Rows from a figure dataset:
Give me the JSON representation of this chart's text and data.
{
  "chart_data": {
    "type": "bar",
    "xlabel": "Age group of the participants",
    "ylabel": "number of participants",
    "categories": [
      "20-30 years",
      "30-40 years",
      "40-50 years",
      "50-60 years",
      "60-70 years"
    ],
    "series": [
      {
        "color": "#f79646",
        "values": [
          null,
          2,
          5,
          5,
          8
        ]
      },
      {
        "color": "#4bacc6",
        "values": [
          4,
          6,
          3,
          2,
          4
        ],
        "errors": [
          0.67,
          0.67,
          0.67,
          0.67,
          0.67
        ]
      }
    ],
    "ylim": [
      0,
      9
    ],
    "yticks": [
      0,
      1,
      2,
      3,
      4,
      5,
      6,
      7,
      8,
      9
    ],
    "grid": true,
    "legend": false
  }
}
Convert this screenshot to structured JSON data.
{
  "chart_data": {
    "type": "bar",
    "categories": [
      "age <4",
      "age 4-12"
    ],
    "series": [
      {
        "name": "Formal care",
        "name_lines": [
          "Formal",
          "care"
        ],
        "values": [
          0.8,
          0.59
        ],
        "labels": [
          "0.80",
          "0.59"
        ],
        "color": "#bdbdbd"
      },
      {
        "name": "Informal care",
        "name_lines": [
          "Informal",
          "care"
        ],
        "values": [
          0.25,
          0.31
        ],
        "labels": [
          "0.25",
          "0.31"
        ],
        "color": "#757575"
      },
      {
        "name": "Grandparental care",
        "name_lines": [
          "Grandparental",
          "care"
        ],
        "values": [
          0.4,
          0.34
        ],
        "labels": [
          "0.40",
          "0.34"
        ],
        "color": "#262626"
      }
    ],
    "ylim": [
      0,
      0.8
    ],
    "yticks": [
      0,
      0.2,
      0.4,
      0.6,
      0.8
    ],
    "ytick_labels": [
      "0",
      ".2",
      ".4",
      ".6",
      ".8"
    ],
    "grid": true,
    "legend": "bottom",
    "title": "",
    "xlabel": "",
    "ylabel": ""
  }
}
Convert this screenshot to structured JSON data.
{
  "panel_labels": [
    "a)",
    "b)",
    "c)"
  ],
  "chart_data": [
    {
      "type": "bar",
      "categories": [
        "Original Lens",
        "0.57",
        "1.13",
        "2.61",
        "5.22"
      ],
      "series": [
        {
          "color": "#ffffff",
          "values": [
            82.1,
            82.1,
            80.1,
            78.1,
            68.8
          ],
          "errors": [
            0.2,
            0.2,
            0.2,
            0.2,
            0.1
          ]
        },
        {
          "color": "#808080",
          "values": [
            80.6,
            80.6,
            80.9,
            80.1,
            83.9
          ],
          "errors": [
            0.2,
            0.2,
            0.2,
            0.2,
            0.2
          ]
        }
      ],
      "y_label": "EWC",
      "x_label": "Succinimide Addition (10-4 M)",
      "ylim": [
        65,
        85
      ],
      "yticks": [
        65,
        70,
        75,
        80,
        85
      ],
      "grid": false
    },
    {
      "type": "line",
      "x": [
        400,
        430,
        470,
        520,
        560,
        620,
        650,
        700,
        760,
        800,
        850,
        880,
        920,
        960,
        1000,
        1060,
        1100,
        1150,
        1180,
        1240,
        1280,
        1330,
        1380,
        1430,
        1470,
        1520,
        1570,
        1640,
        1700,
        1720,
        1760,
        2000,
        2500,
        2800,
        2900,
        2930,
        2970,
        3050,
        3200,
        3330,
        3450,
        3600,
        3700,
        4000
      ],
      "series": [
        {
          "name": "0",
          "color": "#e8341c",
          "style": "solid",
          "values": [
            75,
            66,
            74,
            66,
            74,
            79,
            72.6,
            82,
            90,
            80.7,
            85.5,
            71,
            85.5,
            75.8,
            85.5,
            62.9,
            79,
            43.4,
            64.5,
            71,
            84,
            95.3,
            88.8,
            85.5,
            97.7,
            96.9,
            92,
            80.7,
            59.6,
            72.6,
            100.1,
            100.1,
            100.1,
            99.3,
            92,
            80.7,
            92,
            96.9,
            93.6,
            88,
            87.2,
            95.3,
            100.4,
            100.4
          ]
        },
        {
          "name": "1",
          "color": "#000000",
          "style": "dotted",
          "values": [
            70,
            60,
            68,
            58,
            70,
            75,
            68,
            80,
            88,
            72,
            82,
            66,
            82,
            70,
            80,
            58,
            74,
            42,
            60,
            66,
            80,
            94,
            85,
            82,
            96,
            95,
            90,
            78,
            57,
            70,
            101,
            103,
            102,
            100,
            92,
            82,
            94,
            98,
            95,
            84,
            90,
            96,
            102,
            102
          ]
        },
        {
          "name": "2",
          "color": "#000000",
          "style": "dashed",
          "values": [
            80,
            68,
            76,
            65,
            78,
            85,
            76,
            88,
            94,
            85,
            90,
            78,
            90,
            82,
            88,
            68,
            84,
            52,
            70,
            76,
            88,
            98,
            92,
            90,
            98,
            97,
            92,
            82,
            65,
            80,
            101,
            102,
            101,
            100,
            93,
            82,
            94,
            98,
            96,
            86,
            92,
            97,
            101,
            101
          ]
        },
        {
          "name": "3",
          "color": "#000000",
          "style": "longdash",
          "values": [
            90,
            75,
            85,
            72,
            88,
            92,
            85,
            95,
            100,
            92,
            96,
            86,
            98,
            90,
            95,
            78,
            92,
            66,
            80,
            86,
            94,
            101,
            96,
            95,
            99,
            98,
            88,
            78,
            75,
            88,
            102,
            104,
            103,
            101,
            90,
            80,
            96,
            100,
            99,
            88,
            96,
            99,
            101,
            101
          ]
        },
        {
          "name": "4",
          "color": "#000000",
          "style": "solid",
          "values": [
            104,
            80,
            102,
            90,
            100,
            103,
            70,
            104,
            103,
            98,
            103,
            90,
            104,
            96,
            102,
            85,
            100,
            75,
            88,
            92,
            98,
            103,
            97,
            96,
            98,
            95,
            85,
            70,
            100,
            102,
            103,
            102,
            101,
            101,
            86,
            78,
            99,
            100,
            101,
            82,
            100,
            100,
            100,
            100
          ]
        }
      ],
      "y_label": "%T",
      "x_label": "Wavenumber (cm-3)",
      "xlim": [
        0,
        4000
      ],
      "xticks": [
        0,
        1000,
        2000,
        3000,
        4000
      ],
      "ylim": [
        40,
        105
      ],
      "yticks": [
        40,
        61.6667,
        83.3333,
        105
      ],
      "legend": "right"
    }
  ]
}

WRITTEN EXERCISE: Every entry above should be retyped exactly as shown.

ANSWER TO THE TASK:
Give me the JSON representation of this chart's text and data.
{
  "chart_data": {
    "type": "bar",
    "xlabel": "Age group of the participants",
    "ylabel": "number of participants",
    "categories": [
      "20-30 years",
      "30-40 years",
      "40-50 years",
      "50-60 years",
      "60-70 years"
    ],
    "series": [
      {
        "color": "#f79646",
        "values": [
          null,
          2,
          5,
          5,
          8
        ]
      },
      {
        "color": "#4bacc6",
        "values": [
          4,
          6,
          3,
          2,
          4
        ],
        "errors": [
          0.67,
          0.67,
          0.67,
          0.67,
          0.67
        ]
      }
    ],
    "ylim": [
      0,
      9
    ],
    "yticks": [
      0,
      1,
      2,
      3,
      4,
      5,
      6,
      7,
      8,
      9
    ],
    "grid": true,
    "legend": false
  }
}
Convert this screenshot to structured JSON data.
{
  "chart_data": {
    "type": "bar",
    "categories": [
      "age <4",
      "age 4-12"
    ],
    "series": [
      {
        "name": "Formal care",
        "name_lines": [
          "Formal",
          "care"
        ],
        "values": [
          0.8,
          0.59
        ],
        "labels": [
          "0.80",
          "0.59"
        ],
        "color": "#bdbdbd"
      },
      {
        "name": "Informal care",
        "name_lines": [
          "Informal",
          "care"
        ],
        "values": [
          0.25,
          0.31
        ],
        "labels": [
          "0.25",
          "0.31"
        ],
        "color": "#757575"
      },
      {
        "name": "Grandparental care",
        "name_lines": [
          "Grandparental",
          "care"
        ],
        "values": [
          0.4,
          0.34
        ],
        "labels": [
          "0.40",
          "0.34"
        ],
        "color": "#262626"
      }
    ],
    "ylim": [
      0,
      0.8
    ],
    "yticks": [
      0,
      0.2,
      0.4,
      0.6,
      0.8
    ],
    "ytick_labels": [
      "0",
      ".2",
      ".4",
      ".6",
      ".8"
    ],
    "grid": true,
    "legend": "bottom",
    "title": "",
    "xlabel": "",
    "ylabel": ""
  }
}
Convert this screenshot to structured JSON data.
{
  "panel_labels": [
    "a)",
    "b)",
    "c)"
  ],
  "chart_data": [
    {
      "type": "bar",
      "categories": [
        "Original Lens",
        "0.57",
        "1.13",
        "2.61",
        "5.22"
      ],
      "series": [
        {
          "color": "#ffffff",
          "values": [
            82.1,
            82.1,
            80.1,
            78.1,
            68.8
          ],
          "errors": [
            0.2,
            0.2,
            0.2,
            0.2,
            0.1
          ]
        },
        {
          "color": "#808080",
          "values": [
            80.6,
            80.6,
            80.9,
            80.1,
            83.9
          ],
          "errors": [
            0.2,
            0.2,
            0.2,
            0.2,
            0.2
          ]
        }
      ],
      "y_label": "EWC",
      "x_label": "Succinimide Addition (10-4 M)",
      "ylim": [
        65,
        85
      ],
      "yticks": [
        65,
        70,
        75,
        80,
        85
      ],
      "grid": false
    },
    {
      "type": "line",
      "x": [
        400,
        430,
        470,
        520,
        560,
        620,
        650,
        700,
        760,
        800,
        850,
        880,
        920,
        960,
        1000,
        1060,
        1100,
        1150,
        1180,
        1240,
        1280,
        1330,
        1380,
        1430,
        1470,
        1520,
        1570,
        1640,
        1700,
        1720,
        1760,
        2000,
        2500,
        2800,
        2900,
        2930,
        2970,
        3050,
        3200,
        3330,
        3450,
        3600,
        3700,
        4000
      ],
      "series": [
        {
          "name": "0",
          "color": "#e8341c",
          "style": "solid",
          "values": [
            75,
            66,
            74,
            66,
            74,
            79,
            72.6,
            82,
            90,
            80.7,
            85.5,
            71,
            85.5,
            75.8,
            85.5,
            62.9,
            79,
            43.4,
            64.5,
            71,
            84,
            95.3,
            88.8,
            85.5,
            97.7,
            96.9,
            92,
            80.7,
            59.6,
            72.6,
            100.1,
            100.1,
            100.1,
            99.3,
            92,
            80.7,
            92,
            96.9,
            93.6,
            88,
            87.2,
            95.3,
            100.4,
            100.4
          ]
        },
        {
          "name": "1",
          "color": "#000000",
          "style": "dotted",
          "values": [
            70,
            60,
            68,
            58,
            70,
            75,
            68,
            80,
            88,
            72,
            82,
            66,
            82,
            70,
            80,
            58,
            74,
            42,
            60,
            66,
            80,
            94,
            85,
            82,
            96,
            95,
            90,
            78,
            57,
            70,
            101,
            103,
            102,
            100,
            92,
            82,
            94,
            98,
            95,
            84,
            90,
            96,
            102,
            102
          ]
        },
        {
          "name": "2",
          "color": "#000000",
          "style": "dashed",
          "values": [
            80,
            68,
            76,
            65,
            78,
            85,
            76,
            88,
            94,
            85,
            90,
            78,
            90,
            82,
            88,
            68,
            84,
            52,
            70,
            76,
            88,
            98,
            92,
            90,
            98,
            97,
            92,
            82,
            65,
            80,
            101,
            102,
            101,
            100,
            93,
            82,
            94,
            98,
            96,
            86,
            92,
            97,
            101,
            101
          ]
        },
        {
          "name": "3",
          "color": "#000000",
          "style": "longdash",
          "values": [
            90,
            75,
            85,
            72,
            88,
            92,
            85,
            95,
            100,
            92,
            96,
            86,
            98,
            90,
            95,
            78,
            92,
            66,
            80,
            86,
            94,
            101,
            96,
            95,
            99,
            98,
            88,
            78,
            75,
            88,
            102,
            104,
            103,
            101,
            90,
            80,
            96,
            100,
            99,
            88,
            96,
            99,
            101,
            101
          ]
        },
        {
          "name": "4",
          "color": "#000000",
          "style": "solid",
          "values": [
            104,
            80,
            102,
            90,
            100,
            103,
            70,
            104,
            103,
            98,
            103,
            90,
            104,
            96,
            102,
            85,
            100,
            75,
            88,
            92,
            98,
            103,
            97,
            96,
            98,
            95,
            85,
            70,
            100,
            102,
            103,
            102,
            101,
            101,
            86,
            78,
            99,
            100,
            101,
            82,
            100,
            100,
            100,
            100
          ]
        }
      ],
      "y_label": "%T",
      "x_label": "Wavenumber (cm-3)",
      "xlim": [
        0,
        4000
      ],
      "xticks": [
        0,
        1000,
        2000,
        3000,
        4000
      ],
      "ylim": [
        40,
        105
      ],
      "yticks": [
        40,
        61.6667,
        83.3333,
        105
      ],
      "legend": "right"
    }
  ]
}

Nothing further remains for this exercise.